[Records from a dataset]
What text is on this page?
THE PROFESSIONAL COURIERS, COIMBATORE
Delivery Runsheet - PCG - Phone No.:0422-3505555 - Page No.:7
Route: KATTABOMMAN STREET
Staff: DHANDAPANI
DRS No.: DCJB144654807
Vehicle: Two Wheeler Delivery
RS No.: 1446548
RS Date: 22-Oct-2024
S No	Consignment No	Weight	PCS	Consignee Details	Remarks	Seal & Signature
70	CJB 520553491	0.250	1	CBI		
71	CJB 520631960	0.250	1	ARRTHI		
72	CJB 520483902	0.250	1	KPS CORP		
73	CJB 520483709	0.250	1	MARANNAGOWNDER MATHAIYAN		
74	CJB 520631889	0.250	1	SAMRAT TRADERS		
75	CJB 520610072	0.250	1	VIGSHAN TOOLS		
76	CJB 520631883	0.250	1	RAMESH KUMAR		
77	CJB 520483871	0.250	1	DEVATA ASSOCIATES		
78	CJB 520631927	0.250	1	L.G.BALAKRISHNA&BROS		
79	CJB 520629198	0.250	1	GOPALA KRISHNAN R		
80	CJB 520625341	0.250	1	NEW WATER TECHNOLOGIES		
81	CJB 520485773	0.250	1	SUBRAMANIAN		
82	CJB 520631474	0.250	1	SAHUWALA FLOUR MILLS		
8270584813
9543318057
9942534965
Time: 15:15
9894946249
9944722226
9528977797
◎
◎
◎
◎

THE REQUEST:
Provide an exact reproduction of all the entries shown above.

RESULT OF THE TASK:
What text is on this page?
THE PROFESSIONAL COURIERS, COIMBATORE
Delivery Runsheet - PCG - Phone No.:0422-3505555 - Page No.:7
Route: KATTABOMMAN STREET
Staff: DHANDAPANI
DRS No.: DCJB144654807
Vehicle: Two Wheeler Delivery
RS No.: 1446548
RS Date: 22-Oct-2024
S No	Consignment No	Weight	PCS	Consignee Details	Remarks	Seal & Signature
70	CJB 520553491	0.250	1	CBI		
71	CJB 520631960	0.250	1	ARRTHI		
72	CJB 520483902	0.250	1	KPS CORP		
73	CJB 520483709	0.250	1	MARANNAGOWNDER MATHAIYAN		
74	CJB 520631889	0.250	1	SAMRAT TRADERS		
75	CJB 520610072	0.250	1	VIGSHAN TOOLS		
76	CJB 520631883	0.250	1	RAMESH KUMAR		
77	CJB 520483871	0.250	1	DEVATA ASSOCIATES		
78	CJB 520631927	0.250	1	L.G.BALAKRISHNA&BROS		
79	CJB 520629198	0.250	1	GOPALA KRISHNAN R		
80	CJB 520625341	0.250	1	NEW WATER TECHNOLOGIES		
81	CJB 520485773	0.250	1	SUBRAMANIAN		
82	CJB 520631474	0.250	1	SAHUWALA FLOUR MILLS		
8270584813
9543318057
9942534965
Time: 15:15
9894946249
9944722226
9528977797
◎
◎
◎
◎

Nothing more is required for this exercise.